**Aim of the exercise**. Repeat, line for line, the entries printed below.

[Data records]

--------------------------------

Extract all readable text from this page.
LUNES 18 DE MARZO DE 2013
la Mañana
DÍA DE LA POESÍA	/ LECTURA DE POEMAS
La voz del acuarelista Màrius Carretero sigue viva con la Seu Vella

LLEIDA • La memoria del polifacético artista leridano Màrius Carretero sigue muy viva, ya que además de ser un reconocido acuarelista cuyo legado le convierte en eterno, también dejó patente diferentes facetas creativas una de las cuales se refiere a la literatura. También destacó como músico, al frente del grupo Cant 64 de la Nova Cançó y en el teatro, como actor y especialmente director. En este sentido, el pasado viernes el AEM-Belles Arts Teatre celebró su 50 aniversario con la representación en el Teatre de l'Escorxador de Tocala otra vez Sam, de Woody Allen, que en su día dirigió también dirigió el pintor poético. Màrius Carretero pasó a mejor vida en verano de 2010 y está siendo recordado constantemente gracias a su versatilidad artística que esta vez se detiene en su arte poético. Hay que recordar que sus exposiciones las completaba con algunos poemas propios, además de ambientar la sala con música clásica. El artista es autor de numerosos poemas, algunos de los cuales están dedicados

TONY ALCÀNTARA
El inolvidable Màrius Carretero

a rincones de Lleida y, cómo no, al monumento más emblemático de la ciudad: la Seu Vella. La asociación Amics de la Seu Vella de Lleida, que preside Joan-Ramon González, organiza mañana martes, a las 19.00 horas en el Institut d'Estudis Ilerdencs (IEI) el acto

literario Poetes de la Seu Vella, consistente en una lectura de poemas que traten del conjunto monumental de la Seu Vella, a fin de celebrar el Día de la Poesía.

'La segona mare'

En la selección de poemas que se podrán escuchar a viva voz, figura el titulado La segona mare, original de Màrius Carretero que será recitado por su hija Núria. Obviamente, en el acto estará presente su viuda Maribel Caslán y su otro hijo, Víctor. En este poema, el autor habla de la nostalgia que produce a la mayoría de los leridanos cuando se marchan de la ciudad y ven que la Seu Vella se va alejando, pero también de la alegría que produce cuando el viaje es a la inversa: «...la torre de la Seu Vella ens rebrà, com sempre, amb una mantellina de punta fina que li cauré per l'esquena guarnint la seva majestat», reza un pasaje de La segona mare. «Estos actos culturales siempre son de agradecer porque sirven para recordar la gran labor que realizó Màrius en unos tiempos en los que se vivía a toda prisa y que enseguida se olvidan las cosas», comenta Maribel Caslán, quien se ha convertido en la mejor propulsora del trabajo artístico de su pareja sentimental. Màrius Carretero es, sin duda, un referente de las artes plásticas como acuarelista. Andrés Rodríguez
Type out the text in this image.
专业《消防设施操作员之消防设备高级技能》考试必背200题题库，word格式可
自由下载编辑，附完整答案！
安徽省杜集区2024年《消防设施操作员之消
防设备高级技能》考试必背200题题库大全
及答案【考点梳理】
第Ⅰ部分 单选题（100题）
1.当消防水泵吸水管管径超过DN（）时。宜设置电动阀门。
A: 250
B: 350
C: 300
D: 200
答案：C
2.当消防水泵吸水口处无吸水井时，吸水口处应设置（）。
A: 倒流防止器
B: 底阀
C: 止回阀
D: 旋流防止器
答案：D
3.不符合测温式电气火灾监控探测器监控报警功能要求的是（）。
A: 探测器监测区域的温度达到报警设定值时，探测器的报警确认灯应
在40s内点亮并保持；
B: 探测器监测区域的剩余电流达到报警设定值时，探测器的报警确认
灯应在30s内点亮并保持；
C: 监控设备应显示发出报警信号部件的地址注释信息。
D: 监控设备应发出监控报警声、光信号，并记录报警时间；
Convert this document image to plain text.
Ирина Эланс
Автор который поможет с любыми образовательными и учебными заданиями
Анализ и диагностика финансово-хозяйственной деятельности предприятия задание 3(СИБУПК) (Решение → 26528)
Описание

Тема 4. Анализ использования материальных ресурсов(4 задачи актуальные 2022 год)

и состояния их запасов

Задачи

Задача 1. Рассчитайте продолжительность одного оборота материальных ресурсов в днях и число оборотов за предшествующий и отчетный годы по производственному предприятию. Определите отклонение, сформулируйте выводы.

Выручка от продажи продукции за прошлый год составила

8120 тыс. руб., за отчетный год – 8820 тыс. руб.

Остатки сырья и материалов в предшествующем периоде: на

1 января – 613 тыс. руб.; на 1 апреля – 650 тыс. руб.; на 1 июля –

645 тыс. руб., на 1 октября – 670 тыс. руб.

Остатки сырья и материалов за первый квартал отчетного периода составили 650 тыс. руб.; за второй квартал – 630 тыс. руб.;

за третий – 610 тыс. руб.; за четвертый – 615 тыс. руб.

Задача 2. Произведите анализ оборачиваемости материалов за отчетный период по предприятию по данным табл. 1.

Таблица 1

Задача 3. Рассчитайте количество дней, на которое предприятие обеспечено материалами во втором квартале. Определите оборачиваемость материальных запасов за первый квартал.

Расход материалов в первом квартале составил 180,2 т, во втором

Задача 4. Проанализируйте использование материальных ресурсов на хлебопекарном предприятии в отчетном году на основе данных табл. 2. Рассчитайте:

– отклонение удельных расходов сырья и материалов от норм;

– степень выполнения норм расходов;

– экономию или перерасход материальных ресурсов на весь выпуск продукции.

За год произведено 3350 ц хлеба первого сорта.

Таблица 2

--------------------------------

**Reply**.
Extract all readable text from this page.
LUNES 18 DE MARZO DE 2013
la Mañana
DÍA DE LA POESÍA	/ LECTURA DE POEMAS
La voz del acuarelista Màrius Carretero sigue viva con la Seu Vella

LLEIDA • La memoria del polifacético artista leridano Màrius Carretero sigue muy viva, ya que además de ser un reconocido acuarelista cuyo legado le convierte en eterno, también dejó patente diferentes facetas creativas una de las cuales se refiere a la literatura. También destacó como músico, al frente del grupo Cant 64 de la Nova Cançó y en el teatro, como actor y especialmente director. En este sentido, el pasado viernes el AEM-Belles Arts Teatre celebró su 50 aniversario con la representación en el Teatre de l'Escorxador de Tocala otra vez Sam, de Woody Allen, que en su día dirigió también dirigió el pintor poético. Màrius Carretero pasó a mejor vida en verano de 2010 y está siendo recordado constantemente gracias a su versatilidad artística que esta vez se detiene en su arte poético. Hay que recordar que sus exposiciones las completaba con algunos poemas propios, además de ambientar la sala con música clásica. El artista es autor de numerosos poemas, algunos de los cuales están dedicados

TONY ALCÀNTARA
El inolvidable Màrius Carretero

a rincones de Lleida y, cómo no, al monumento más emblemático de la ciudad: la Seu Vella. La asociación Amics de la Seu Vella de Lleida, que preside Joan-Ramon González, organiza mañana martes, a las 19.00 horas en el Institut d'Estudis Ilerdencs (IEI) el acto

literario Poetes de la Seu Vella, consistente en una lectura de poemas que traten del conjunto monumental de la Seu Vella, a fin de celebrar el Día de la Poesía.

'La segona mare'

En la selección de poemas que se podrán escuchar a viva voz, figura el titulado La segona mare, original de Màrius Carretero que será recitado por su hija Núria. Obviamente, en el acto estará presente su viuda Maribel Caslán y su otro hijo, Víctor. En este poema, el autor habla de la nostalgia que produce a la mayoría de los leridanos cuando se marchan de la ciudad y ven que la Seu Vella se va alejando, pero también de la alegría que produce cuando el viaje es a la inversa: «...la torre de la Seu Vella ens rebrà, com sempre, amb una mantellina de punta fina que li cauré per l'esquena guarnint la seva majestat», reza un pasaje de La segona mare. «Estos actos culturales siempre son de agradecer porque sirven para recordar la gran labor que realizó Màrius en unos tiempos en los que se vivía a toda prisa y que enseguida se olvidan las cosas», comenta Maribel Caslán, quien se ha convertido en la mejor propulsora del trabajo artístico de su pareja sentimental. Màrius Carretero es, sin duda, un referente de las artes plásticas como acuarelista. Andrés Rodríguez
Type out the text in this image.
专业《消防设施操作员之消防设备高级技能》考试必背200题题库，word格式可
自由下载编辑，附完整答案！
安徽省杜集区2024年《消防设施操作员之消
防设备高级技能》考试必背200题题库大全
及答案【考点梳理】
第Ⅰ部分 单选题（100题）
1.当消防水泵吸水管管径超过DN（）时。宜设置电动阀门。
A: 250
B: 350
C: 300
D: 200
答案：C
2.当消防水泵吸水口处无吸水井时，吸水口处应设置（）。
A: 倒流防止器
B: 底阀
C: 止回阀
D: 旋流防止器
答案：D
3.不符合测温式电气火灾监控探测器监控报警功能要求的是（）。
A: 探测器监测区域的温度达到报警设定值时，探测器的报警确认灯应
在40s内点亮并保持；
B: 探测器监测区域的剩余电流达到报警设定值时，探测器的报警确认
灯应在30s内点亮并保持；
C: 监控设备应显示发出报警信号部件的地址注释信息。
D: 监控设备应发出监控报警声、光信号，并记录报警时间；
Convert this document image to plain text.
Ирина Эланс
Автор который поможет с любыми образовательными и учебными заданиями
Анализ и диагностика финансово-хозяйственной деятельности предприятия задание 3(СИБУПК) (Решение → 26528)
Описание

Тема 4. Анализ использования материальных ресурсов(4 задачи актуальные 2022 год)

и состояния их запасов

Задачи

Задача 1. Рассчитайте продолжительность одного оборота материальных ресурсов в днях и число оборотов за предшествующий и отчетный годы по производственному предприятию. Определите отклонение, сформулируйте выводы.

Выручка от продажи продукции за прошлый год составила

8120 тыс. руб., за отчетный год – 8820 тыс. руб.

Остатки сырья и материалов в предшествующем периоде: на

1 января – 613 тыс. руб.; на 1 апреля – 650 тыс. руб.; на 1 июля –

645 тыс. руб., на 1 октября – 670 тыс. руб.

Остатки сырья и материалов за первый квартал отчетного периода составили 650 тыс. руб.; за второй квартал – 630 тыс. руб.;

за третий – 610 тыс. руб.; за четвертый – 615 тыс. руб.

Задача 2. Произведите анализ оборачиваемости материалов за отчетный период по предприятию по данным табл. 1.

Таблица 1

Задача 3. Рассчитайте количество дней, на которое предприятие обеспечено материалами во втором квартале. Определите оборачиваемость материальных запасов за первый квартал.

Расход материалов в первом квартале составил 180,2 т, во втором

Задача 4. Проанализируйте использование материальных ресурсов на хлебопекарном предприятии в отчетном году на основе данных табл. 2. Рассчитайте:

– отклонение удельных расходов сырья и материалов от норм;

– степень выполнения норм расходов;

– экономию или перерасход материальных ресурсов на весь выпуск продукции.

За год произведено 3350 ц хлеба первого сорта.

Таблица 2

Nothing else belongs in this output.